--- start ---

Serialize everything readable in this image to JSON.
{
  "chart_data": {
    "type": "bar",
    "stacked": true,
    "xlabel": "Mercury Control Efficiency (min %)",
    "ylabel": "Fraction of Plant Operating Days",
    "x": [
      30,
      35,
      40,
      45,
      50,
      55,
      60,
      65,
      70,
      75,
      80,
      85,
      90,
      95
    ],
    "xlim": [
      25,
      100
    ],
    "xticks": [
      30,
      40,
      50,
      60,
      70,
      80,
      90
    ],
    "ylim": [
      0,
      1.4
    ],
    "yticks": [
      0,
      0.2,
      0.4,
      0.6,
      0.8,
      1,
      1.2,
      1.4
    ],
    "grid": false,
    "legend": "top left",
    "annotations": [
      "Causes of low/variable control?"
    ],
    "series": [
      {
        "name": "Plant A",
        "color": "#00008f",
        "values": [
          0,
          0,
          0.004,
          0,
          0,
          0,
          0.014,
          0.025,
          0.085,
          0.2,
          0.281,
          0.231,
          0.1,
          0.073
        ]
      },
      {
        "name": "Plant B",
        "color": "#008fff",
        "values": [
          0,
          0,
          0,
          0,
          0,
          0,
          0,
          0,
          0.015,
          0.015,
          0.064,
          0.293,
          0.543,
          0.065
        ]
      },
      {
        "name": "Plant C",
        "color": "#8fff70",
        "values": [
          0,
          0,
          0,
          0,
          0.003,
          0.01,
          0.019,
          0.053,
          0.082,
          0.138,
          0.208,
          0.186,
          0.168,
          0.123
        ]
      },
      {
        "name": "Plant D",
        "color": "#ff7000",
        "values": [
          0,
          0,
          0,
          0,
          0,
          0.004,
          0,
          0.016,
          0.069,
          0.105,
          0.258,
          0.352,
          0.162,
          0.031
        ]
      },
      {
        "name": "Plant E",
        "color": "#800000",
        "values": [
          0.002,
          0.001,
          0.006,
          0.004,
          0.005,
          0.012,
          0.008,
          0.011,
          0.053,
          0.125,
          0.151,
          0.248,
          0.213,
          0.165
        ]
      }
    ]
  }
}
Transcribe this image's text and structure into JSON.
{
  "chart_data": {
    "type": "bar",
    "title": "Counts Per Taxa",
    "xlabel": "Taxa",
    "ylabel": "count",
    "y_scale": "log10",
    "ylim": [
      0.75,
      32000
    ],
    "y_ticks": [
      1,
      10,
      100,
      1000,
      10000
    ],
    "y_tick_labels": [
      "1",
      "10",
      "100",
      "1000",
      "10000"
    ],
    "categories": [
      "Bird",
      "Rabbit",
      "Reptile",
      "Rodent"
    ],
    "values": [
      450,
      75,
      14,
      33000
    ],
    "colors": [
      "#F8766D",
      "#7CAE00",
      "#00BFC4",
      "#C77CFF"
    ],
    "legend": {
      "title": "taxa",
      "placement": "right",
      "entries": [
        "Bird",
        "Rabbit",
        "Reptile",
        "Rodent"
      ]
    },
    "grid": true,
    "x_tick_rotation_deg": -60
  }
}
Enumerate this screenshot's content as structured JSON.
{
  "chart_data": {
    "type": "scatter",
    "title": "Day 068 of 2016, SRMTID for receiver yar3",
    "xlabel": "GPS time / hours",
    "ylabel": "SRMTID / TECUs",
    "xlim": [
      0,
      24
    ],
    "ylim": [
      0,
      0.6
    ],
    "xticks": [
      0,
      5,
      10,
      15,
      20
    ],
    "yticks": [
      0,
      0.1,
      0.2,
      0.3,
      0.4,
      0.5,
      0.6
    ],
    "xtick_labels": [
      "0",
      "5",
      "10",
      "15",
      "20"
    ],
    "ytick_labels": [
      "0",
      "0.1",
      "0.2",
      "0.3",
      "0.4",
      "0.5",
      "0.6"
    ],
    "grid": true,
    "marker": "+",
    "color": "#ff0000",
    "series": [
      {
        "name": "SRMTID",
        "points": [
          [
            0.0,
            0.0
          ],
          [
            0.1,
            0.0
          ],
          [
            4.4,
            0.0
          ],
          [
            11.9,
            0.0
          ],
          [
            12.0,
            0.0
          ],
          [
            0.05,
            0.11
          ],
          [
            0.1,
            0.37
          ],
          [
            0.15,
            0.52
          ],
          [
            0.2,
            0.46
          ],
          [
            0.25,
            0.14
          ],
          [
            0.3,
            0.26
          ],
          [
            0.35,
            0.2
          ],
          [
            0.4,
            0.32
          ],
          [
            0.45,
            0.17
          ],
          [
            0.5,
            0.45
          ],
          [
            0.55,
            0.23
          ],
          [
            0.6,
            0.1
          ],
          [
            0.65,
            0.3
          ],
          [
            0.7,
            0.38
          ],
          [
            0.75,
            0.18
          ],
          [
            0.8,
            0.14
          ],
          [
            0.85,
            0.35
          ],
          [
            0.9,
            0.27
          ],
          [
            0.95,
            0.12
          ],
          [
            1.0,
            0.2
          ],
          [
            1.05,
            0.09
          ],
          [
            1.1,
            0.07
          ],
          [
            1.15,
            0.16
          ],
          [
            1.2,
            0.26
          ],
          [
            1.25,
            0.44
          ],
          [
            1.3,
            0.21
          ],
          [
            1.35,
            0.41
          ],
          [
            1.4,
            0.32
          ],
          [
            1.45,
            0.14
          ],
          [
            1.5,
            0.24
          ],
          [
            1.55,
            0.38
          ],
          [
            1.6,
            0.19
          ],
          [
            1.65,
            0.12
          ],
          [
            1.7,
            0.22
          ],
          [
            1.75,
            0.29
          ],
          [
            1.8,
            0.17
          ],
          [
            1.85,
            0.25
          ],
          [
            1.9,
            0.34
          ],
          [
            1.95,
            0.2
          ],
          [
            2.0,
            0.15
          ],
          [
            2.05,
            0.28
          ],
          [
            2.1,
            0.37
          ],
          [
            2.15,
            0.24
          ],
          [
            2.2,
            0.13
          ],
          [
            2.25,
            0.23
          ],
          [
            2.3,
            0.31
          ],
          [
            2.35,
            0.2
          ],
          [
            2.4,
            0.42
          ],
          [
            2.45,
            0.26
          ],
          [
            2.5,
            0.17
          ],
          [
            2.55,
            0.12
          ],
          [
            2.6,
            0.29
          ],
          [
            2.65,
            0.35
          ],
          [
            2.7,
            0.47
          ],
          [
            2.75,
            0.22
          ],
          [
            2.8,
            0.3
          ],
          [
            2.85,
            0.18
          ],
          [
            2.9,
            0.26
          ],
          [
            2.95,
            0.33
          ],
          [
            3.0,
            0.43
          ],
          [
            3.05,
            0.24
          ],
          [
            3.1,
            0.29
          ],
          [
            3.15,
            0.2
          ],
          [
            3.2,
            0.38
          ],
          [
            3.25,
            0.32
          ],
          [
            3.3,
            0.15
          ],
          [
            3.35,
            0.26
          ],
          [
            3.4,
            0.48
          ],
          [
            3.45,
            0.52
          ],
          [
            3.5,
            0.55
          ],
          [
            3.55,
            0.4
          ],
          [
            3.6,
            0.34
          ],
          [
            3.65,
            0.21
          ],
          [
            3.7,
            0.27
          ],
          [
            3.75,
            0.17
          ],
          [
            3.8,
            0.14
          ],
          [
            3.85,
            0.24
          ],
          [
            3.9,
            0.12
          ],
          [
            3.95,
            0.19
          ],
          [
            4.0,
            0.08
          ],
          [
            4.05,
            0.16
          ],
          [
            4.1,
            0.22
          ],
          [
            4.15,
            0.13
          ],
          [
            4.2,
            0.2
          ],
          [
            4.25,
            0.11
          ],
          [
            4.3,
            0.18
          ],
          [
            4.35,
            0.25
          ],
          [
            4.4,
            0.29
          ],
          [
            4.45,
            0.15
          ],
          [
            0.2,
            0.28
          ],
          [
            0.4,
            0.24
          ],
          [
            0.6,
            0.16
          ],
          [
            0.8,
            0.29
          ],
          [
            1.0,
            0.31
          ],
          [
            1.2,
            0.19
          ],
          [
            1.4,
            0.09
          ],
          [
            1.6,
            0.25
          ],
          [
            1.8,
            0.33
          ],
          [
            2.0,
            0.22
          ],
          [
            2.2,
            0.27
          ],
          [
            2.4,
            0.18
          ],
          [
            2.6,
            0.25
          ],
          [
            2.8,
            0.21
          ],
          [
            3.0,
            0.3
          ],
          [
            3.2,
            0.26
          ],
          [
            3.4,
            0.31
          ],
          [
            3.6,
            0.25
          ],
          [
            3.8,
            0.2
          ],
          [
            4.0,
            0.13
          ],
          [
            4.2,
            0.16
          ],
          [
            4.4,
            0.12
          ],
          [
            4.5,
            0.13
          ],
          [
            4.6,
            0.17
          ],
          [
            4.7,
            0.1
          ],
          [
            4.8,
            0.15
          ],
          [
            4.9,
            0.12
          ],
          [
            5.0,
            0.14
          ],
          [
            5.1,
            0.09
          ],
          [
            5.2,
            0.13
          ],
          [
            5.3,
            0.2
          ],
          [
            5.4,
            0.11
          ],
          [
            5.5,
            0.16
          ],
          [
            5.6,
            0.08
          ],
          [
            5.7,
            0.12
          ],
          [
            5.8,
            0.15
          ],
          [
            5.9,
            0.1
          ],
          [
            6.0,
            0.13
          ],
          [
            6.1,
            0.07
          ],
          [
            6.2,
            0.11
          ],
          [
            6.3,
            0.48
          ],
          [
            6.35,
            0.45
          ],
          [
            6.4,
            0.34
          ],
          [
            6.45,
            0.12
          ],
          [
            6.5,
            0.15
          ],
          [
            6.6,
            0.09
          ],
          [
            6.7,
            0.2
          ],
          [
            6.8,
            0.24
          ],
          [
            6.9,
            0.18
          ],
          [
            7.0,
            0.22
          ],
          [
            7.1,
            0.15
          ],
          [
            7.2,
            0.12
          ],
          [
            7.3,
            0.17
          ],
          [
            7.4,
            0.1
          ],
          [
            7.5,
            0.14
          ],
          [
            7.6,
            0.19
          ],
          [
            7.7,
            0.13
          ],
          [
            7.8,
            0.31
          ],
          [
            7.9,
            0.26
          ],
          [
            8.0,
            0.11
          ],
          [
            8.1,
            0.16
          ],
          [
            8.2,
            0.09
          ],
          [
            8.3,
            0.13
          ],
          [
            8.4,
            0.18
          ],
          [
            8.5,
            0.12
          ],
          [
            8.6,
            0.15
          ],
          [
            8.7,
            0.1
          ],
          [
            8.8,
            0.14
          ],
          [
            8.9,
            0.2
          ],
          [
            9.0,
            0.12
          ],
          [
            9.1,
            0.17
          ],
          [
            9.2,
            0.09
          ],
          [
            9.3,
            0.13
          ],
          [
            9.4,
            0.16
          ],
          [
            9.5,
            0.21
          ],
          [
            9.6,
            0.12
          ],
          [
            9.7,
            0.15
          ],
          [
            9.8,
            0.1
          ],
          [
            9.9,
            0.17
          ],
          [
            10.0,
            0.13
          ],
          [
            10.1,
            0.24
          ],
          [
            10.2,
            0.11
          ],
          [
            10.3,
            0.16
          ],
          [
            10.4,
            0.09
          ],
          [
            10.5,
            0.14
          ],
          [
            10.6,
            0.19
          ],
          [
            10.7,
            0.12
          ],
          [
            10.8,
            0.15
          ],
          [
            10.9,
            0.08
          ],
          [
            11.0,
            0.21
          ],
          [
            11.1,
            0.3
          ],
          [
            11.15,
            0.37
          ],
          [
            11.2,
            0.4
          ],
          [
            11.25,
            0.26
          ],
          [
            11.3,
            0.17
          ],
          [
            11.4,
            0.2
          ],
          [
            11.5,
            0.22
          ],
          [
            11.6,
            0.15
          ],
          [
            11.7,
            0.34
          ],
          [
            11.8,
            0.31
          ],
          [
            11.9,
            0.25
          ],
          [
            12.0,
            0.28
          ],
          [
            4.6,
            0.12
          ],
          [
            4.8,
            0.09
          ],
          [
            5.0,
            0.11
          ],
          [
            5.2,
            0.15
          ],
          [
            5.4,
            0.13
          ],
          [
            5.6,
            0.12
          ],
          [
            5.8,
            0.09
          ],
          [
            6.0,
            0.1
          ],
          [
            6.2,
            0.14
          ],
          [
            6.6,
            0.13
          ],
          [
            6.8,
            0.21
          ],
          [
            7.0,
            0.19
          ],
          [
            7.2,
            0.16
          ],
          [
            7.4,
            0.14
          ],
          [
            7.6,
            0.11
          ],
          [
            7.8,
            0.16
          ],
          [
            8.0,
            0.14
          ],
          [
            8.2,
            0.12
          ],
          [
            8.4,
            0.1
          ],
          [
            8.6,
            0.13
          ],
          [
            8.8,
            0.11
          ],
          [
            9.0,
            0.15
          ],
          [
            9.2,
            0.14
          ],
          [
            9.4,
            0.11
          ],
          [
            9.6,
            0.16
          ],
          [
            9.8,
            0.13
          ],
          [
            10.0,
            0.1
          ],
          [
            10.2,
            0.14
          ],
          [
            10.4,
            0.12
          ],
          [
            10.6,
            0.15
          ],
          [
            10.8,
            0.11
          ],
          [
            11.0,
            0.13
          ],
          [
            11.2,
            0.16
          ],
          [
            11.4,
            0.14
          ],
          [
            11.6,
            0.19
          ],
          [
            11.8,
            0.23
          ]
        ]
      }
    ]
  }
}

--- end ---

Task to complete:
Scan the data for the word "name" and copy every line where it shows up.

Response to the exercise:
        "name": "Plant A",
        "name": "Plant B",
        "name": "Plant C",
        "name": "Plant D",
        "name": "Plant E",
        "name": "SRMTID",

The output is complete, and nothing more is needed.